-- Start Records for the exercise --

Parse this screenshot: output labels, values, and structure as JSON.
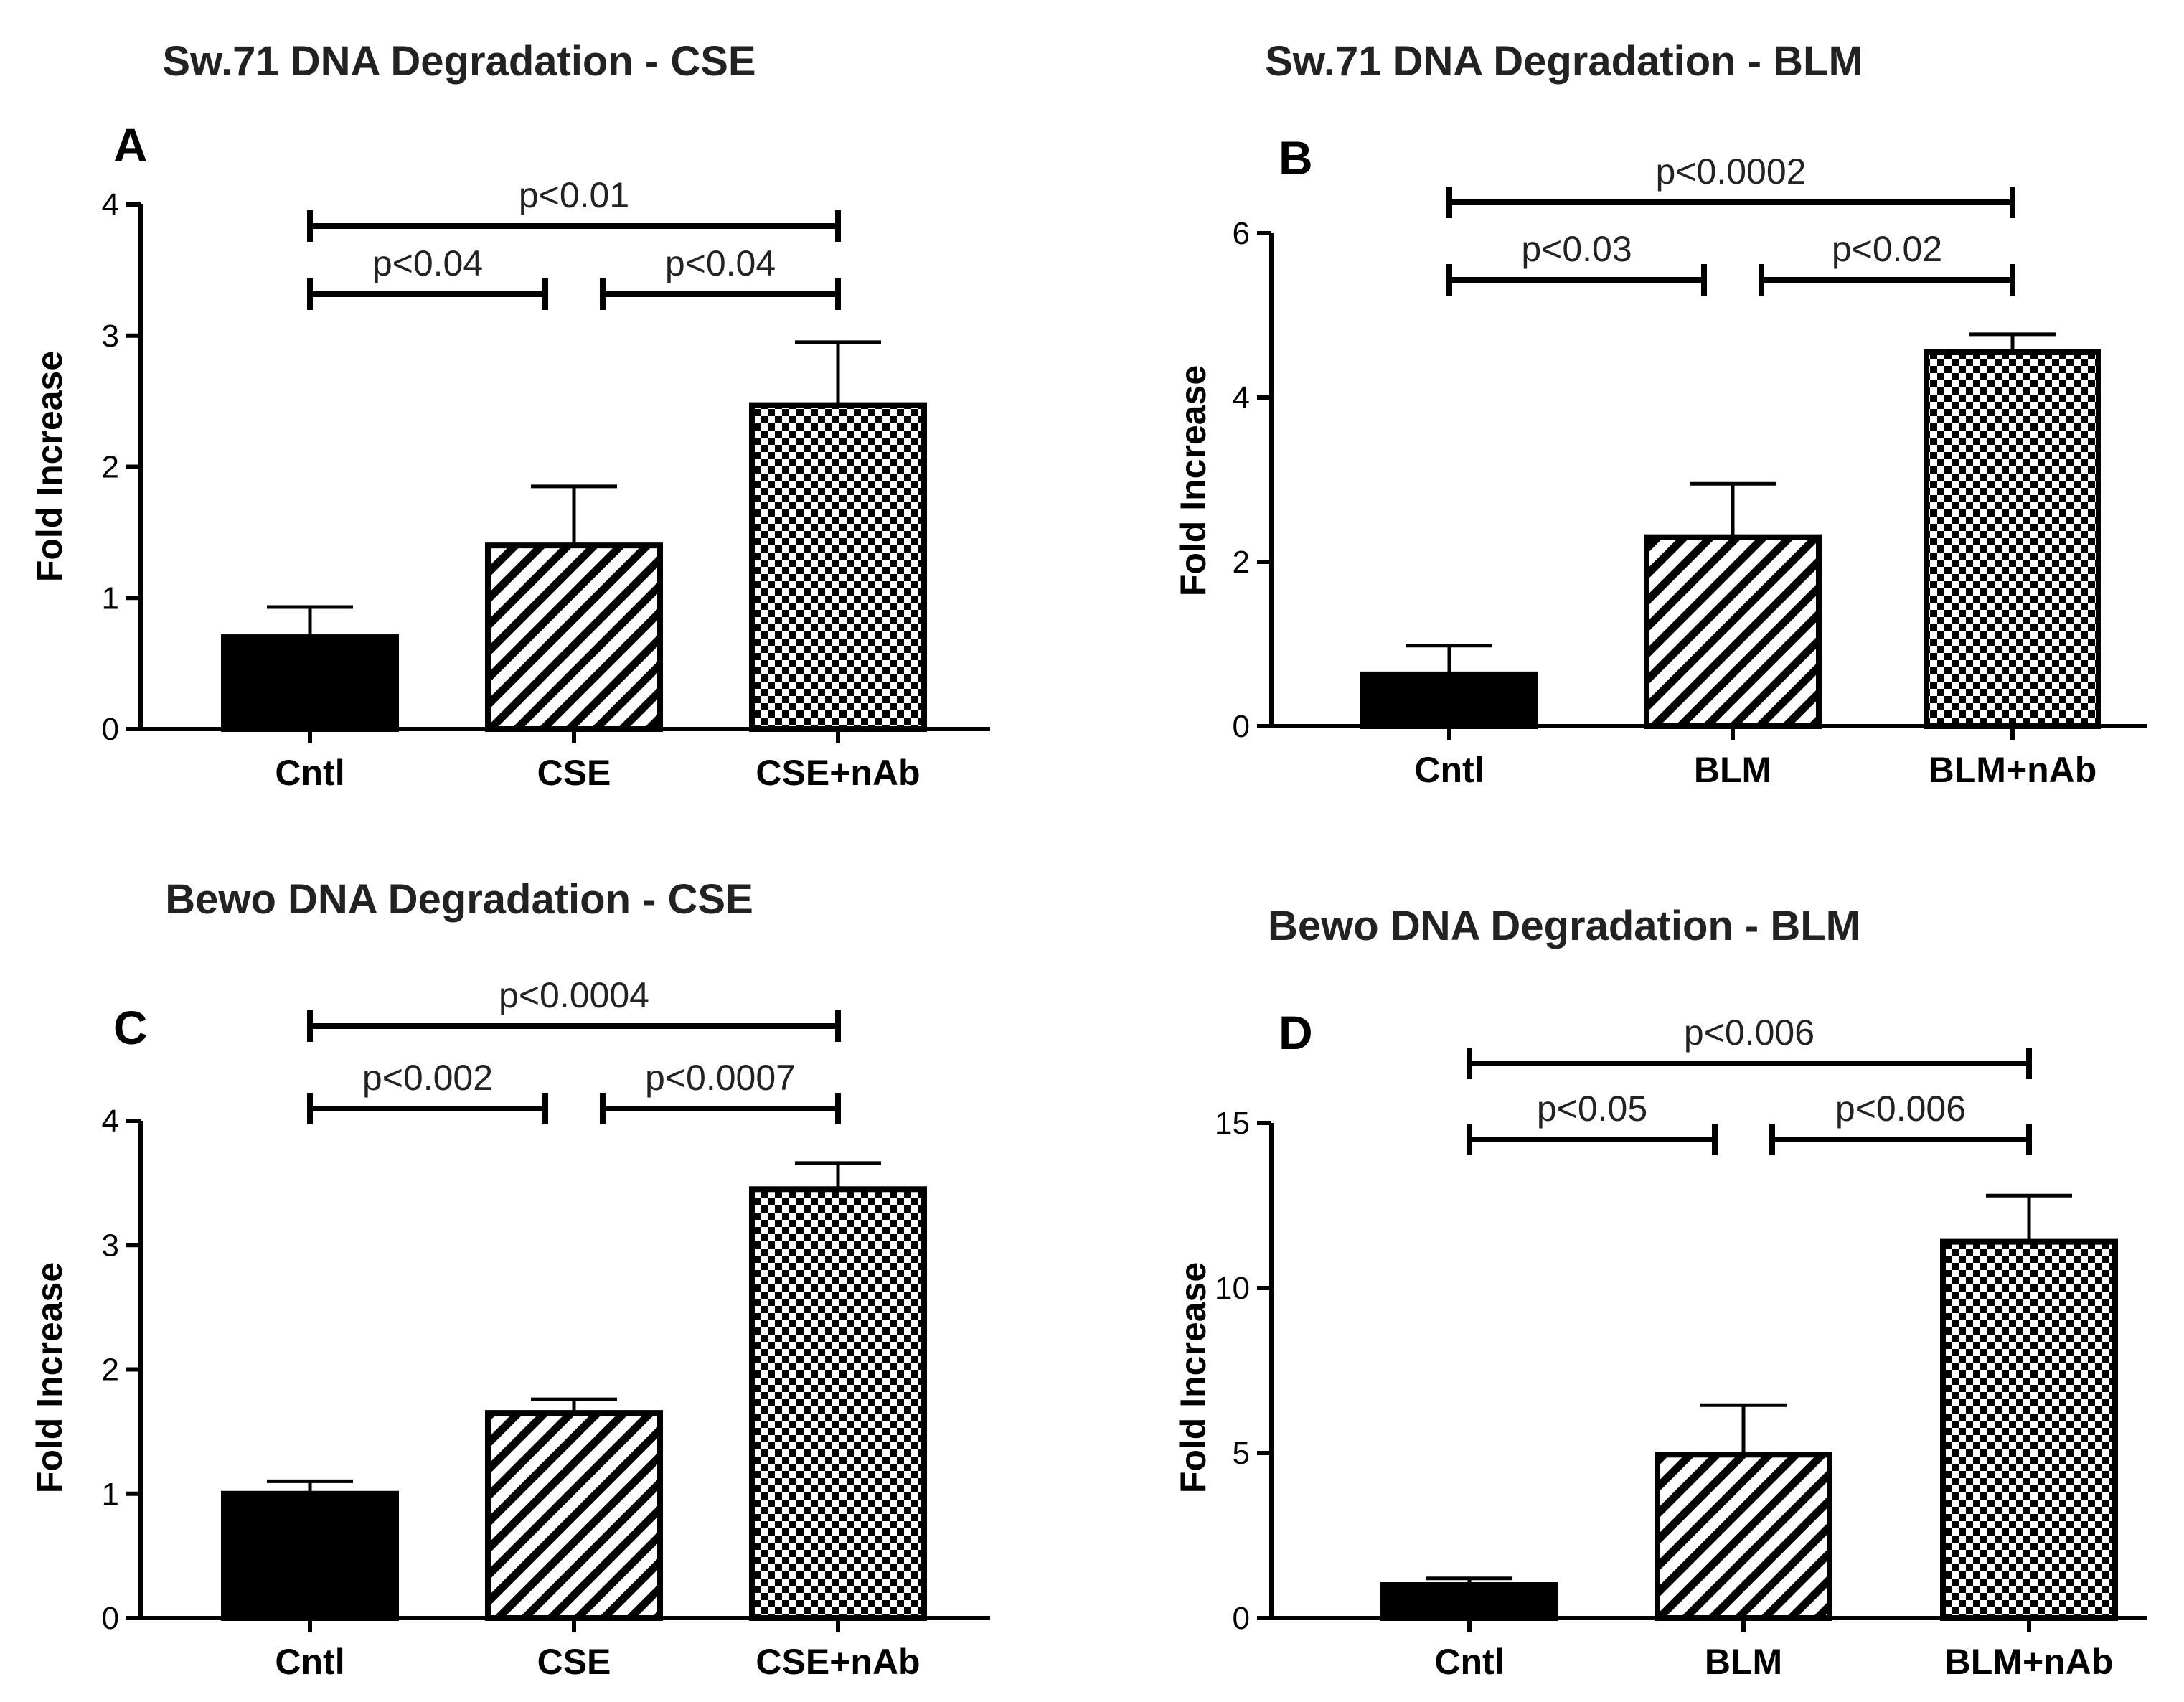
{
  "figure": {
    "colors": {
      "bar_fill_solid": "#000000",
      "line": "#000000",
      "background": "#ffffff"
    }
  },
  "chart_data": [
    {
      "panel": "A",
      "type": "bar",
      "title": "Sw.71 DNA Degradation - CSE",
      "xlabel": "",
      "ylabel": "Fold Increase",
      "categories": [
        "Cntl",
        "CSE",
        "CSE+nAb"
      ],
      "values": [
        0.7,
        1.4,
        2.47
      ],
      "errors": [
        0.23,
        0.45,
        0.48
      ],
      "patterns": [
        "solid",
        "diagonal",
        "checker"
      ],
      "ylim": [
        0,
        4
      ],
      "yticks": [
        0,
        1,
        2,
        3,
        4
      ],
      "comparisons": [
        {
          "from": 0,
          "to": 1,
          "label": "p<0.04",
          "level": 0
        },
        {
          "from": 1,
          "to": 2,
          "label": "p<0.04",
          "level": 0
        },
        {
          "from": 0,
          "to": 2,
          "label": "p<0.01",
          "level": 1
        }
      ]
    },
    {
      "panel": "B",
      "type": "bar",
      "title": "Sw.71 DNA Degradation - BLM",
      "xlabel": "",
      "ylabel": "Fold Increase",
      "categories": [
        "Cntl",
        "BLM",
        "BLM+nAb"
      ],
      "values": [
        0.63,
        2.3,
        4.55
      ],
      "errors": [
        0.35,
        0.65,
        0.22
      ],
      "patterns": [
        "solid",
        "diagonal",
        "checker"
      ],
      "ylim": [
        0,
        6
      ],
      "yticks": [
        0,
        2,
        4,
        6
      ],
      "comparisons": [
        {
          "from": 0,
          "to": 1,
          "label": "p<0.03",
          "level": 0
        },
        {
          "from": 1,
          "to": 2,
          "label": "p<0.02",
          "level": 0
        },
        {
          "from": 0,
          "to": 2,
          "label": "p<0.0002",
          "level": 1
        }
      ]
    },
    {
      "panel": "C",
      "type": "bar",
      "title": "Bewo DNA Degradation - CSE",
      "xlabel": "",
      "ylabel": "Fold Increase",
      "categories": [
        "Cntl",
        "CSE",
        "CSE+nAb"
      ],
      "values": [
        1.0,
        1.65,
        3.45
      ],
      "errors": [
        0.1,
        0.11,
        0.21
      ],
      "patterns": [
        "solid",
        "diagonal",
        "checker"
      ],
      "ylim": [
        0,
        4
      ],
      "yticks": [
        0,
        1,
        2,
        3,
        4
      ],
      "comparisons": [
        {
          "from": 0,
          "to": 1,
          "label": "p<0.002",
          "level": 0
        },
        {
          "from": 1,
          "to": 2,
          "label": "p<0.0007",
          "level": 0
        },
        {
          "from": 0,
          "to": 2,
          "label": "p<0.0004",
          "level": 1
        }
      ]
    },
    {
      "panel": "D",
      "type": "bar",
      "title": "Bewo DNA Degradation - BLM",
      "xlabel": "",
      "ylabel": "Fold Increase",
      "categories": [
        "Cntl",
        "BLM",
        "BLM+nAb"
      ],
      "values": [
        1.0,
        4.95,
        11.4
      ],
      "errors": [
        0.2,
        1.5,
        1.4
      ],
      "patterns": [
        "solid",
        "diagonal",
        "checker"
      ],
      "ylim": [
        0,
        15
      ],
      "yticks": [
        0,
        5,
        10,
        15
      ],
      "comparisons": [
        {
          "from": 0,
          "to": 1,
          "label": "p<0.05",
          "level": 0
        },
        {
          "from": 1,
          "to": 2,
          "label": "p<0.006",
          "level": 0
        },
        {
          "from": 0,
          "to": 2,
          "label": "p<0.006",
          "level": 1
        }
      ]
    }
  ]
}
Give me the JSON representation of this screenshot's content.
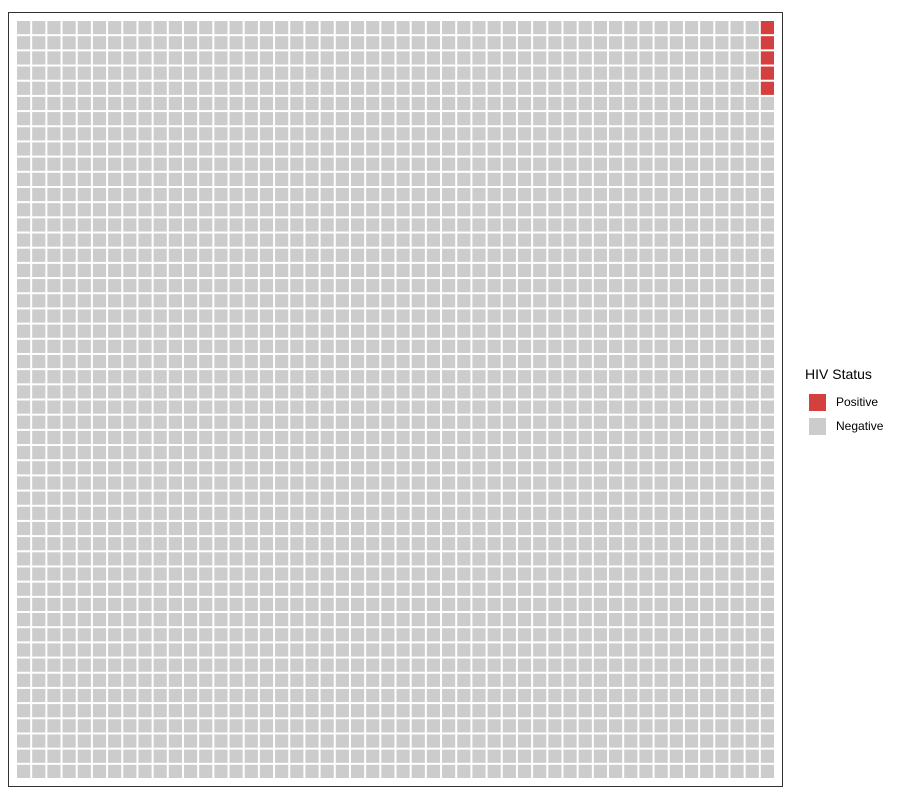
{
  "chart_data": {
    "type": "waffle",
    "title": "",
    "xlabel": "",
    "ylabel": "",
    "grid_columns": 50,
    "grid_rows": 50,
    "total": 2500,
    "fill_order": "column-wise from the top-right square, downward",
    "legend": {
      "title": "HIV Status",
      "placement": "right"
    },
    "series": [
      {
        "name": "Positive",
        "value": 5,
        "color": "#d43f3f"
      },
      {
        "name": "Negative",
        "value": 2495,
        "color": "#cccccc"
      }
    ]
  },
  "legend_items": [
    {
      "label": "Positive",
      "color": "#d43f3f"
    },
    {
      "label": "Negative",
      "color": "#cccccc"
    }
  ]
}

-- End Records for the exercise --

*Problem:* Write out all the records again, exactly, minus any pictures.

*Answer:*
Parse this screenshot: output labels, values, and structure as JSON.
{
  "figure": {
    "colors": {
      "bar_fill_solid": "#000000",
      "line": "#000000",
      "background": "#ffffff"
    }
  },
  "chart_data": [
    {
      "panel": "A",
      "type": "bar",
      "title": "Sw.71 DNA Degradation - CSE",
      "xlabel": "",
      "ylabel": "Fold Increase",
      "categories": [
        "Cntl",
        "CSE",
        "CSE+nAb"
      ],
      "values": [
        0.7,
        1.4,
        2.47
      ],
      "errors": [
        0.23,
        0.45,
        0.48
      ],
      "patterns": [
        "solid",
        "diagonal",
        "checker"
      ],
      "ylim": [
        0,
        4
      ],
      "yticks": [
        0,
        1,
        2,
        3,
        4
      ],
      "comparisons": [
        {
          "from": 0,
          "to": 1,
          "label": "p<0.04",
          "level": 0
        },
        {
          "from": 1,
          "to": 2,
          "label": "p<0.04",
          "level": 0
        },
        {
          "from": 0,
          "to": 2,
          "label": "p<0.01",
          "level": 1
        }
      ]
    },
    {
      "panel": "B",
      "type": "bar",
      "title": "Sw.71 DNA Degradation - BLM",
      "xlabel": "",
      "ylabel": "Fold Increase",
      "categories": [
        "Cntl",
        "BLM",
        "BLM+nAb"
      ],
      "values": [
        0.63,
        2.3,
        4.55
      ],
      "errors": [
        0.35,
        0.65,
        0.22
      ],
      "patterns": [
        "solid",
        "diagonal",
        "checker"
      ],
      "ylim": [
        0,
        6
      ],
      "yticks": [
        0,
        2,
        4,
        6
      ],
      "comparisons": [
        {
          "from": 0,
          "to": 1,
          "label": "p<0.03",
          "level": 0
        },
        {
          "from": 1,
          "to": 2,
          "label": "p<0.02",
          "level": 0
        },
        {
          "from": 0,
          "to": 2,
          "label": "p<0.0002",
          "level": 1
        }
      ]
    },
    {
      "panel": "C",
      "type": "bar",
      "title": "Bewo DNA Degradation - CSE",
      "xlabel": "",
      "ylabel": "Fold Increase",
      "categories": [
        "Cntl",
        "CSE",
        "CSE+nAb"
      ],
      "values": [
        1.0,
        1.65,
        3.45
      ],
      "errors": [
        0.1,
        0.11,
        0.21
      ],
      "patterns": [
        "solid",
        "diagonal",
        "checker"
      ],
      "ylim": [
        0,
        4
      ],
      "yticks": [
        0,
        1,
        2,
        3,
        4
      ],
      "comparisons": [
        {
          "from": 0,
          "to": 1,
          "label": "p<0.002",
          "level": 0
        },
        {
          "from": 1,
          "to": 2,
          "label": "p<0.0007",
          "level": 0
        },
        {
          "from": 0,
          "to": 2,
          "label": "p<0.0004",
          "level": 1
        }
      ]
    },
    {
      "panel": "D",
      "type": "bar",
      "title": "Bewo DNA Degradation - BLM",
      "xlabel": "",
      "ylabel": "Fold Increase",
      "categories": [
        "Cntl",
        "BLM",
        "BLM+nAb"
      ],
      "values": [
        1.0,
        4.95,
        11.4
      ],
      "errors": [
        0.2,
        1.5,
        1.4
      ],
      "patterns": [
        "solid",
        "diagonal",
        "checker"
      ],
      "ylim": [
        0,
        15
      ],
      "yticks": [
        0,
        5,
        10,
        15
      ],
      "comparisons": [
        {
          "from": 0,
          "to": 1,
          "label": "p<0.05",
          "level": 0
        },
        {
          "from": 1,
          "to": 2,
          "label": "p<0.006",
          "level": 0
        },
        {
          "from": 0,
          "to": 2,
          "label": "p<0.006",
          "level": 1
        }
      ]
    }
  ]
}
Give me the JSON representation of this screenshot's content.
{
  "chart_data": {
    "type": "waffle",
    "title": "",
    "xlabel": "",
    "ylabel": "",
    "grid_columns": 50,
    "grid_rows": 50,
    "total": 2500,
    "fill_order": "column-wise from the top-right square, downward",
    "legend": {
      "title": "HIV Status",
      "placement": "right"
    },
    "series": [
      {
        "name": "Positive",
        "value": 5,
        "color": "#d43f3f"
      },
      {
        "name": "Negative",
        "value": 2495,
        "color": "#cccccc"
      }
    ]
  },
  "legend_items": [
    {
      "label": "Positive",
      "color": "#d43f3f"
    },
    {
      "label": "Negative",
      "color": "#cccccc"
    }
  ]
}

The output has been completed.